_Your goal_
Quote the listing below in its entirety.

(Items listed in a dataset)

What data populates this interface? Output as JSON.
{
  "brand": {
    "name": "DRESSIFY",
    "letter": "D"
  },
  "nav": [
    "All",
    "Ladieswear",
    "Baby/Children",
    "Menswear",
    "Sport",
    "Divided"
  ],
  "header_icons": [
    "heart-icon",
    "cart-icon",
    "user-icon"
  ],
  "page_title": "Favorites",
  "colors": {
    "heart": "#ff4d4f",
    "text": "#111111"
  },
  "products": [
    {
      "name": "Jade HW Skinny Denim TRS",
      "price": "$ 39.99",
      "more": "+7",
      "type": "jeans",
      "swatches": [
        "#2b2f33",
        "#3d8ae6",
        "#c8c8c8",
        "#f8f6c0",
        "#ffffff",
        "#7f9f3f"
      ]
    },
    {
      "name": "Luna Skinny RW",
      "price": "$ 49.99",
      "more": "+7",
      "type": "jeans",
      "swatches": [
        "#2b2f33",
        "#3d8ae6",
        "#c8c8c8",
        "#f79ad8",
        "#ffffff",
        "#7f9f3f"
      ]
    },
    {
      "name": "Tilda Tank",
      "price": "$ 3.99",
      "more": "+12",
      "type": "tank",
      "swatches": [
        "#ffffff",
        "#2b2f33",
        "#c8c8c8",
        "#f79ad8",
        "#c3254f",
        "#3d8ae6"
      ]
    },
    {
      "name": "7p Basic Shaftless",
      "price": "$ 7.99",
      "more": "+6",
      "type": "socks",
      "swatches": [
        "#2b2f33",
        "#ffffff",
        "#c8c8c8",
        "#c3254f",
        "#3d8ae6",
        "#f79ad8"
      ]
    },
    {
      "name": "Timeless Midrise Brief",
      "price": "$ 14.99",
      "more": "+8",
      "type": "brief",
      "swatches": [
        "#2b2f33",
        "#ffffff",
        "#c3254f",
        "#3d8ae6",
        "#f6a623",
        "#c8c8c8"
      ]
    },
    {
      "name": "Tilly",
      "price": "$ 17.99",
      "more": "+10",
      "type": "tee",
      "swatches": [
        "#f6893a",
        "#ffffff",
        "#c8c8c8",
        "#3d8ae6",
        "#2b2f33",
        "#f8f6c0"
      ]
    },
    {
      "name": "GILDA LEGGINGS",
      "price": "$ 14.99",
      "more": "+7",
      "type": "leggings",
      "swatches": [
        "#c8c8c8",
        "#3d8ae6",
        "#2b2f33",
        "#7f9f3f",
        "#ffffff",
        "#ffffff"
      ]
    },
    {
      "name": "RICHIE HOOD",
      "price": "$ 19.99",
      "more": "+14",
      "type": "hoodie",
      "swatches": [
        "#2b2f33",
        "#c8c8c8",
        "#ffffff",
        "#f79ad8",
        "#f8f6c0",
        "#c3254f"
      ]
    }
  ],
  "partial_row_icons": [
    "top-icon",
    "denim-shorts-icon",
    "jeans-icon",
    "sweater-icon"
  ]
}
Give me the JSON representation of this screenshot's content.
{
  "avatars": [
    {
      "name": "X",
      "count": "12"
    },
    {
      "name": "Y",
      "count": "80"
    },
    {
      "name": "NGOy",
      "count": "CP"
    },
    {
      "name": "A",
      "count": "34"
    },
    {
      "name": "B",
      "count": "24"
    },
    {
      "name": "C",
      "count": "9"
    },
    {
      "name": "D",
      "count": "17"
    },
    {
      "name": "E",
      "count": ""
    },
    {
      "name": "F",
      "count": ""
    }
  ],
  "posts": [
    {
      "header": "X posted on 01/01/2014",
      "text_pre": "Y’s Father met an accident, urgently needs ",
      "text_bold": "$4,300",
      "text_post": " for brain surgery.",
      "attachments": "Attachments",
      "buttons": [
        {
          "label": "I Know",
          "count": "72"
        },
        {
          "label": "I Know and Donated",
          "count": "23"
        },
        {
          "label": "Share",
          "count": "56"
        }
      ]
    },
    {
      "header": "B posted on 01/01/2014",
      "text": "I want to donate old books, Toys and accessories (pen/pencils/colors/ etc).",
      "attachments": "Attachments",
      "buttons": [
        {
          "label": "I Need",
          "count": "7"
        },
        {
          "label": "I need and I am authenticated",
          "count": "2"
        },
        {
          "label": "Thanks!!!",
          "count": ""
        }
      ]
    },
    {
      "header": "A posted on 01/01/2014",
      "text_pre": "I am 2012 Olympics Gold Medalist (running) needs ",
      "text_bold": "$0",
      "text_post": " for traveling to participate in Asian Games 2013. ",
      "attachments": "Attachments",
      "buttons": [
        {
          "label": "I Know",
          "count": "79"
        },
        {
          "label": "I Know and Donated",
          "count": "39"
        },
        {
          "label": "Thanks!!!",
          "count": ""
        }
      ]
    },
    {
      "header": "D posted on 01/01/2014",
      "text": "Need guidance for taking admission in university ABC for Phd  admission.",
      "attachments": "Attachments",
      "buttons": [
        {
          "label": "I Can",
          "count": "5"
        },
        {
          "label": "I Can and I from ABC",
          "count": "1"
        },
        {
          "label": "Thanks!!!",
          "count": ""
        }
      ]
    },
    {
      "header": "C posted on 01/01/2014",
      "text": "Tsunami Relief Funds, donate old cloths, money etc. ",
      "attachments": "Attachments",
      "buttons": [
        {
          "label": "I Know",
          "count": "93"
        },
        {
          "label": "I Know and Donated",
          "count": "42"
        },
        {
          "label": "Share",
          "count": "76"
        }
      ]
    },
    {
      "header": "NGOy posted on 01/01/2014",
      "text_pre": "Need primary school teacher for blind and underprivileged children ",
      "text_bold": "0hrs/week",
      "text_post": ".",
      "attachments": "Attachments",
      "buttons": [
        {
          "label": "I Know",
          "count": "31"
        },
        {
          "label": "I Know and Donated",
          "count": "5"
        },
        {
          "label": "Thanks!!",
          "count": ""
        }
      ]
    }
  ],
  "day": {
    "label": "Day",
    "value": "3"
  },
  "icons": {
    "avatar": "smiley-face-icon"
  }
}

_Task answer_
What data populates this interface? Output as JSON.
{
  "brand": {
    "name": "DRESSIFY",
    "letter": "D"
  },
  "nav": [
    "All",
    "Ladieswear",
    "Baby/Children",
    "Menswear",
    "Sport",
    "Divided"
  ],
  "header_icons": [
    "heart-icon",
    "cart-icon",
    "user-icon"
  ],
  "page_title": "Favorites",
  "colors": {
    "heart": "#ff4d4f",
    "text": "#111111"
  },
  "products": [
    {
      "name": "Jade HW Skinny Denim TRS",
      "price": "$ 39.99",
      "more": "+7",
      "type": "jeans",
      "swatches": [
        "#2b2f33",
        "#3d8ae6",
        "#c8c8c8",
        "#f8f6c0",
        "#ffffff",
        "#7f9f3f"
      ]
    },
    {
      "name": "Luna Skinny RW",
      "price": "$ 49.99",
      "more": "+7",
      "type": "jeans",
      "swatches": [
        "#2b2f33",
        "#3d8ae6",
        "#c8c8c8",
        "#f79ad8",
        "#ffffff",
        "#7f9f3f"
      ]
    },
    {
      "name": "Tilda Tank",
      "price": "$ 3.99",
      "more": "+12",
      "type": "tank",
      "swatches": [
        "#ffffff",
        "#2b2f33",
        "#c8c8c8",
        "#f79ad8",
        "#c3254f",
        "#3d8ae6"
      ]
    },
    {
      "name": "7p Basic Shaftless",
      "price": "$ 7.99",
      "more": "+6",
      "type": "socks",
      "swatches": [
        "#2b2f33",
        "#ffffff",
        "#c8c8c8",
        "#c3254f",
        "#3d8ae6",
        "#f79ad8"
      ]
    },
    {
      "name": "Timeless Midrise Brief",
      "price": "$ 14.99",
      "more": "+8",
      "type": "brief",
      "swatches": [
        "#2b2f33",
        "#ffffff",
        "#c3254f",
        "#3d8ae6",
        "#f6a623",
        "#c8c8c8"
      ]
    },
    {
      "name": "Tilly",
      "price": "$ 17.99",
      "more": "+10",
      "type": "tee",
      "swatches": [
        "#f6893a",
        "#ffffff",
        "#c8c8c8",
        "#3d8ae6",
        "#2b2f33",
        "#f8f6c0"
      ]
    },
    {
      "name": "GILDA LEGGINGS",
      "price": "$ 14.99",
      "more": "+7",
      "type": "leggings",
      "swatches": [
        "#c8c8c8",
        "#3d8ae6",
        "#2b2f33",
        "#7f9f3f",
        "#ffffff",
        "#ffffff"
      ]
    },
    {
      "name": "RICHIE HOOD",
      "price": "$ 19.99",
      "more": "+14",
      "type": "hoodie",
      "swatches": [
        "#2b2f33",
        "#c8c8c8",
        "#ffffff",
        "#f79ad8",
        "#f8f6c0",
        "#c3254f"
      ]
    }
  ],
  "partial_row_icons": [
    "top-icon",
    "denim-shorts-icon",
    "jeans-icon",
    "sweater-icon"
  ]
}
Give me the JSON representation of this screenshot's content.
{
  "avatars": [
    {
      "name": "X",
      "count": "12"
    },
    {
      "name": "Y",
      "count": "80"
    },
    {
      "name": "NGOy",
      "count": "CP"
    },
    {
      "name": "A",
      "count": "34"
    },
    {
      "name": "B",
      "count": "24"
    },
    {
      "name": "C",
      "count": "9"
    },
    {
      "name": "D",
      "count": "17"
    },
    {
      "name": "E",
      "count": ""
    },
    {
      "name": "F",
      "count": ""
    }
  ],
  "posts": [
    {
      "header": "X posted on 01/01/2014",
      "text_pre": "Y’s Father met an accident, urgently needs ",
      "text_bold": "$4,300",
      "text_post": " for brain surgery.",
      "attachments": "Attachments",
      "buttons": [
        {
          "label": "I Know",
          "count": "72"
        },
        {
          "label": "I Know and Donated",
          "count": "23"
        },
        {
          "label": "Share",
          "count": "56"
        }
      ]
    },
    {
      "header": "B posted on 01/01/2014",
      "text": "I want to donate old books, Toys and accessories (pen/pencils/colors/ etc).",
      "attachments": "Attachments",
      "buttons": [
        {
          "label": "I Need",
          "count": "7"
        },
        {
          "label": "I need and I am authenticated",
          "count": "2"
        },
        {
          "label": "Thanks!!!",
          "count": ""
        }
      ]
    },
    {
      "header": "A posted on 01/01/2014",
      "text_pre": "I am 2012 Olympics Gold Medalist (running) needs ",
      "text_bold": "$0",
      "text_post": " for traveling to participate in Asian Games 2013. ",
      "attachments": "Attachments",
      "buttons": [
        {
          "label": "I Know",
          "count": "79"
        },
        {
          "label": "I Know and Donated",
          "count": "39"
        },
        {
          "label": "Thanks!!!",
          "count": ""
        }
      ]
    },
    {
      "header": "D posted on 01/01/2014",
      "text": "Need guidance for taking admission in university ABC for Phd  admission.",
      "attachments": "Attachments",
      "buttons": [
        {
          "label": "I Can",
          "count": "5"
        },
        {
          "label": "I Can and I from ABC",
          "count": "1"
        },
        {
          "label": "Thanks!!!",
          "count": ""
        }
      ]
    },
    {
      "header": "C posted on 01/01/2014",
      "text": "Tsunami Relief Funds, donate old cloths, money etc. ",
      "attachments": "Attachments",
      "buttons": [
        {
          "label": "I Know",
          "count": "93"
        },
        {
          "label": "I Know and Donated",
          "count": "42"
        },
        {
          "label": "Share",
          "count": "76"
        }
      ]
    },
    {
      "header": "NGOy posted on 01/01/2014",
      "text_pre": "Need primary school teacher for blind and underprivileged children ",
      "text_bold": "0hrs/week",
      "text_post": ".",
      "attachments": "Attachments",
      "buttons": [
        {
          "label": "I Know",
          "count": "31"
        },
        {
          "label": "I Know and Donated",
          "count": "5"
        },
        {
          "label": "Thanks!!",
          "count": ""
        }
      ]
    }
  ],
  "day": {
    "label": "Day",
    "value": "3"
  },
  "icons": {
    "avatar": "smiley-face-icon"
  }
}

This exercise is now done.